[start Source passage]

GUYS! i heard it actually is coming out next week!


----------



## Stridder44 (Apr 3, 2003)

What they need to fix is the stupid hostility thing!! I dont know how many chars. I've lost to IDIOT PK'ers!!! Theres nothin more agrivating than loosing a good char to some guy who thinks killing other chars is fun.


----------



## Greystroke (Apr 4, 2003)

you can just run away...or exit the game...

oh and adroo it's the end of this week, no 1.10.

but there's still a few hours left on the west coast...


----------



## Androo (Apr 4, 2003)

yea, it's never going to come out....
but it's going to improve a lot of things, close to an expansion. Kind of like Mac X.1


----------



## bluemerchant (Apr 4, 2003)

Your right, it will NEVER come out.. i quit diablo 2 months ago when it was supposedly promised to come out, expect WoW to come out before the patch ^.^


----------



## a2daj (Apr 5, 2003)

Do you know how easy it is to NOT get killed by a PKer?  I've played the game since it was first released and the only time I've been killed by a PKer was when I was dueling.  I've never fallen victim to the sneaky PKer who comes along without me noticing.  As long as you pay attention to what the heck is going on, you should never get PKed.  It's blatantly obvious when someone goes hostile on you.  Bring up the map when it happens if you plan on continuing with game play.  If you want, quit out ASAP.   It's easy to avoid PKers when you don't want to get PKed.


----------



## Stridder44 (Apr 6, 2003)

not when they're hacking it isnt


----------



## Androo (Apr 7, 2003)

Hey guys, i heard Diablo II 1.10 is coming out next week!


----------



## a2daj (Apr 8, 2003)

It's even easier to avoid the hackers...


----------



## wyvern (Apr 9, 2003)

a2daj you noob, what are you blithering about?

[end Source passage]
[start Information supplied]

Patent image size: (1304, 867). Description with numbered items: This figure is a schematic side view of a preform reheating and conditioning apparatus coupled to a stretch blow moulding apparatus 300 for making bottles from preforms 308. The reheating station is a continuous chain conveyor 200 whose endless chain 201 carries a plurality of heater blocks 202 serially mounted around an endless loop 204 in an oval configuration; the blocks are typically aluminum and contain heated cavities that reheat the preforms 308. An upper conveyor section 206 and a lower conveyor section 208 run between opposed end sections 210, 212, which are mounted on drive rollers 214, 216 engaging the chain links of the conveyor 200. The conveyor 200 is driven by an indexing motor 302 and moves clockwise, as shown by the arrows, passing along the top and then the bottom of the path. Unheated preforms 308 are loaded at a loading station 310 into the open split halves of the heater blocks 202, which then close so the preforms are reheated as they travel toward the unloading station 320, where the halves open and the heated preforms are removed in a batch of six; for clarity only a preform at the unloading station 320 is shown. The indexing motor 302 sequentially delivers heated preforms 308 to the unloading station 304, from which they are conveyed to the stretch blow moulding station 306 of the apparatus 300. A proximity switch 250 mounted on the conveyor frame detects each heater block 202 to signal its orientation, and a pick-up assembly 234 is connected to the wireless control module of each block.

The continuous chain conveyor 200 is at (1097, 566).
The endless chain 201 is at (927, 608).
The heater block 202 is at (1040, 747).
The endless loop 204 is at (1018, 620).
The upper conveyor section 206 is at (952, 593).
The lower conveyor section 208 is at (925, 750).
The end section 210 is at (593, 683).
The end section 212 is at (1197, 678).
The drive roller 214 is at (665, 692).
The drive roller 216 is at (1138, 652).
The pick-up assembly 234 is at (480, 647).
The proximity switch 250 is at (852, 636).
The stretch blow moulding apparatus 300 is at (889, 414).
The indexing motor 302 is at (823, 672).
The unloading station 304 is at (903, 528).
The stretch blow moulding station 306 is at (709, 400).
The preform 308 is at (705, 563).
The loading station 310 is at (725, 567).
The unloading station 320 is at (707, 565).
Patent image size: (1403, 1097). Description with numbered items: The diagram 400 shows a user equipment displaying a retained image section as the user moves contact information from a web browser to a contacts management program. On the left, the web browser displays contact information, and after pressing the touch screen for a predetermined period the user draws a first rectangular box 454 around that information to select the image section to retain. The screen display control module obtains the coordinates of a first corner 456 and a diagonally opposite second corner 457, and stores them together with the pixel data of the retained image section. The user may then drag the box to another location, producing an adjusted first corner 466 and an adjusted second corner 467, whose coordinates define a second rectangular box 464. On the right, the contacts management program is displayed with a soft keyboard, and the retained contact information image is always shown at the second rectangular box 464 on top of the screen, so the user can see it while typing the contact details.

[end Information supplied]

Challenges:
1 > Can you reproduce the forum thread above word for word, starting with "oh and adroo" and going on through "to come out...."?
2 > Answer these about the forum thread above:
(a) Which version of Diablo II does Androo say is coming out next week?
(b) According to a2daj, when was the only time a PKer killed them?
(c) What does bluemerchant expect to come out before the patch?

Final results:
1 >
oh and adroo it's the end of this week, no 1.10.

but there's still a few hours left on the west coast...


----------



## Androo (Apr 4, 2003)

yea, it's never going to come out....

2 >
(a) 1.10
(b) When they were dueling
(c) WoW